▸ REQUIRED WORK
In full and without alteration, give the listing again.

[START RECORD SET]

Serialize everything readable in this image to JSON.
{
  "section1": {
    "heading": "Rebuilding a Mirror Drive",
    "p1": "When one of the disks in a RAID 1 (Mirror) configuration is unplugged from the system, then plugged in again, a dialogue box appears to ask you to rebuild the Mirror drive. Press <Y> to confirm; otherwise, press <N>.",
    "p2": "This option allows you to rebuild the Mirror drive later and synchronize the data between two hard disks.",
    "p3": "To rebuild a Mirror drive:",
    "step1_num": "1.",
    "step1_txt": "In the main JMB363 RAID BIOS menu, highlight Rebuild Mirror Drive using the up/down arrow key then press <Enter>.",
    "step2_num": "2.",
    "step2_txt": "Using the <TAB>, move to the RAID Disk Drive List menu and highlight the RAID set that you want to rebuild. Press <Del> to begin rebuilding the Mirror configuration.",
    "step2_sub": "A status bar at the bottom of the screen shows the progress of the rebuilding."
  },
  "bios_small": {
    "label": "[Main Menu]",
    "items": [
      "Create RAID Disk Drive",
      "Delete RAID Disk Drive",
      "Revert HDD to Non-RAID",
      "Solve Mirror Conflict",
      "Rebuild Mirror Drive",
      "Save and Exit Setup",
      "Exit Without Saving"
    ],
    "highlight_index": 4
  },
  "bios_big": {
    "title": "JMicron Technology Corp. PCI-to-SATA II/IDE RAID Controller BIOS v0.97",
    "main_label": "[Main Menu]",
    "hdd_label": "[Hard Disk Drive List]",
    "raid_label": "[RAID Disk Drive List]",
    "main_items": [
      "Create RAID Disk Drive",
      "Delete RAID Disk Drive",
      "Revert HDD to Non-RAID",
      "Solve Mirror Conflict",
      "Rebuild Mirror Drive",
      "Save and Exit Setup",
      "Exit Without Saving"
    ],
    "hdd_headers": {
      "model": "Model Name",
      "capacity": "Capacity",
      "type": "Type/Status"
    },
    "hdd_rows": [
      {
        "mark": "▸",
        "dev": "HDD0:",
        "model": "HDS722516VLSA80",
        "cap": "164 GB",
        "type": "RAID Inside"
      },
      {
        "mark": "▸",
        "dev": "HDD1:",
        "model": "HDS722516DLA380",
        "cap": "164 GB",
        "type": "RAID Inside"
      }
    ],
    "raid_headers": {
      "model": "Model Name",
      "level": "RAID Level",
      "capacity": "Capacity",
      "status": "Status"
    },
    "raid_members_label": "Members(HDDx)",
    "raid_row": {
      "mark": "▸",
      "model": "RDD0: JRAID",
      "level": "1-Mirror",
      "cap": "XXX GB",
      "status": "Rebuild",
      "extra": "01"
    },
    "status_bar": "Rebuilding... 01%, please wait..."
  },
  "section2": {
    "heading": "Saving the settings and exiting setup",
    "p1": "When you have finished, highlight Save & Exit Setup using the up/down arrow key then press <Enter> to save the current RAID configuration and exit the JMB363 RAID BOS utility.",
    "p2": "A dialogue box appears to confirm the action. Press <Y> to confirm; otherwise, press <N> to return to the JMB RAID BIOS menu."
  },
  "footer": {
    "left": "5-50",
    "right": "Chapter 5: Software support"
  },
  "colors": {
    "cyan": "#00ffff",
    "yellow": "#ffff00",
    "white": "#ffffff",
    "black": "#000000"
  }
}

[END RECORD SET]

▸ FINISHED EXERCISE
Serialize everything readable in this image to JSON.
{
  "section1": {
    "heading": "Rebuilding a Mirror Drive",
    "p1": "When one of the disks in a RAID 1 (Mirror) configuration is unplugged from the system, then plugged in again, a dialogue box appears to ask you to rebuild the Mirror drive. Press <Y> to confirm; otherwise, press <N>.",
    "p2": "This option allows you to rebuild the Mirror drive later and synchronize the data between two hard disks.",
    "p3": "To rebuild a Mirror drive:",
    "step1_num": "1.",
    "step1_txt": "In the main JMB363 RAID BIOS menu, highlight Rebuild Mirror Drive using the up/down arrow key then press <Enter>.",
    "step2_num": "2.",
    "step2_txt": "Using the <TAB>, move to the RAID Disk Drive List menu and highlight the RAID set that you want to rebuild. Press <Del> to begin rebuilding the Mirror configuration.",
    "step2_sub": "A status bar at the bottom of the screen shows the progress of the rebuilding."
  },
  "bios_small": {
    "label": "[Main Menu]",
    "items": [
      "Create RAID Disk Drive",
      "Delete RAID Disk Drive",
      "Revert HDD to Non-RAID",
      "Solve Mirror Conflict",
      "Rebuild Mirror Drive",
      "Save and Exit Setup",
      "Exit Without Saving"
    ],
    "highlight_index": 4
  },
  "bios_big": {
    "title": "JMicron Technology Corp. PCI-to-SATA II/IDE RAID Controller BIOS v0.97",
    "main_label": "[Main Menu]",
    "hdd_label": "[Hard Disk Drive List]",
    "raid_label": "[RAID Disk Drive List]",
    "main_items": [
      "Create RAID Disk Drive",
      "Delete RAID Disk Drive",
      "Revert HDD to Non-RAID",
      "Solve Mirror Conflict",
      "Rebuild Mirror Drive",
      "Save and Exit Setup",
      "Exit Without Saving"
    ],
    "hdd_headers": {
      "model": "Model Name",
      "capacity": "Capacity",
      "type": "Type/Status"
    },
    "hdd_rows": [
      {
        "mark": "▸",
        "dev": "HDD0:",
        "model": "HDS722516VLSA80",
        "cap": "164 GB",
        "type": "RAID Inside"
      },
      {
        "mark": "▸",
        "dev": "HDD1:",
        "model": "HDS722516DLA380",
        "cap": "164 GB",
        "type": "RAID Inside"
      }
    ],
    "raid_headers": {
      "model": "Model Name",
      "level": "RAID Level",
      "capacity": "Capacity",
      "status": "Status"
    },
    "raid_members_label": "Members(HDDx)",
    "raid_row": {
      "mark": "▸",
      "model": "RDD0: JRAID",
      "level": "1-Mirror",
      "cap": "XXX GB",
      "status": "Rebuild",
      "extra": "01"
    },
    "status_bar": "Rebuilding... 01%, please wait..."
  },
  "section2": {
    "heading": "Saving the settings and exiting setup",
    "p1": "When you have finished, highlight Save & Exit Setup using the up/down arrow key then press <Enter> to save the current RAID configuration and exit the JMB363 RAID BOS utility.",
    "p2": "A dialogue box appears to confirm the action. Press <Y> to confirm; otherwise, press <N> to return to the JMB RAID BIOS menu."
  },
  "footer": {
    "left": "5-50",
    "right": "Chapter 5: Software support"
  },
  "colors": {
    "cyan": "#00ffff",
    "yellow": "#ffff00",
    "white": "#ffffff",
    "black": "#000000"
  }
}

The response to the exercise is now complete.